** start of MATERIAL SHOWN **
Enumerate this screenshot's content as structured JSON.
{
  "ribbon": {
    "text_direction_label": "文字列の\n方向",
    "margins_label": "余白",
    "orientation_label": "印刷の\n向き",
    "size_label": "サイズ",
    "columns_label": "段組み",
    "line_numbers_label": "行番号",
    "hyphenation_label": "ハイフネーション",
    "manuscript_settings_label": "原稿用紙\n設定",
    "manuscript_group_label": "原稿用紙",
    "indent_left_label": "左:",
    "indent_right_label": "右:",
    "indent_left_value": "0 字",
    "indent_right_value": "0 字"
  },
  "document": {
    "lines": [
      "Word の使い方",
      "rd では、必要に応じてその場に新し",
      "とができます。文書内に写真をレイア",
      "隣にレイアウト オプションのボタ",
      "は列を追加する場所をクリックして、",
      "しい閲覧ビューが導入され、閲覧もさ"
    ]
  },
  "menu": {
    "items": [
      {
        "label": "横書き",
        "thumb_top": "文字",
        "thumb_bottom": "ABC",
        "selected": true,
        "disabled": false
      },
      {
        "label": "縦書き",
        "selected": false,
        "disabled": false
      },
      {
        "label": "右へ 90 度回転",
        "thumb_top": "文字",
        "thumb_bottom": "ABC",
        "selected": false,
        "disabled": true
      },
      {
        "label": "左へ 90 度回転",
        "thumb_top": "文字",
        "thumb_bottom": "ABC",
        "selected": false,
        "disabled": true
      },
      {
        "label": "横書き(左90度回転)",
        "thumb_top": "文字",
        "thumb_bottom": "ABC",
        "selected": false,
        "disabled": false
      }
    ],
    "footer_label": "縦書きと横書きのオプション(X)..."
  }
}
** end of MATERIAL SHOWN **
-- TASK INSTRUCTIONS --
Retype the material above, line by line, exactly.

-- OUTPUT OF THE TASK --
Enumerate this screenshot's content as structured JSON.
{
  "ribbon": {
    "text_direction_label": "文字列の\n方向",
    "margins_label": "余白",
    "orientation_label": "印刷の\n向き",
    "size_label": "サイズ",
    "columns_label": "段組み",
    "line_numbers_label": "行番号",
    "hyphenation_label": "ハイフネーション",
    "manuscript_settings_label": "原稿用紙\n設定",
    "manuscript_group_label": "原稿用紙",
    "indent_left_label": "左:",
    "indent_right_label": "右:",
    "indent_left_value": "0 字",
    "indent_right_value": "0 字"
  },
  "document": {
    "lines": [
      "Word の使い方",
      "rd では、必要に応じてその場に新し",
      "とができます。文書内に写真をレイア",
      "隣にレイアウト オプションのボタ",
      "は列を追加する場所をクリックして、",
      "しい閲覧ビューが導入され、閲覧もさ"
    ]
  },
  "menu": {
    "items": [
      {
        "label": "横書き",
        "thumb_top": "文字",
        "thumb_bottom": "ABC",
        "selected": true,
        "disabled": false
      },
      {
        "label": "縦書き",
        "selected": false,
        "disabled": false
      },
      {
        "label": "右へ 90 度回転",
        "thumb_top": "文字",
        "thumb_bottom": "ABC",
        "selected": false,
        "disabled": true
      },
      {
        "label": "左へ 90 度回転",
        "thumb_top": "文字",
        "thumb_bottom": "ABC",
        "selected": false,
        "disabled": true
      },
      {
        "label": "横書き(左90度回転)",
        "thumb_top": "文字",
        "thumb_bottom": "ABC",
        "selected": false,
        "disabled": false
      }
    ],
    "footer_label": "縦書きと横書きのオプション(X)..."
  }
}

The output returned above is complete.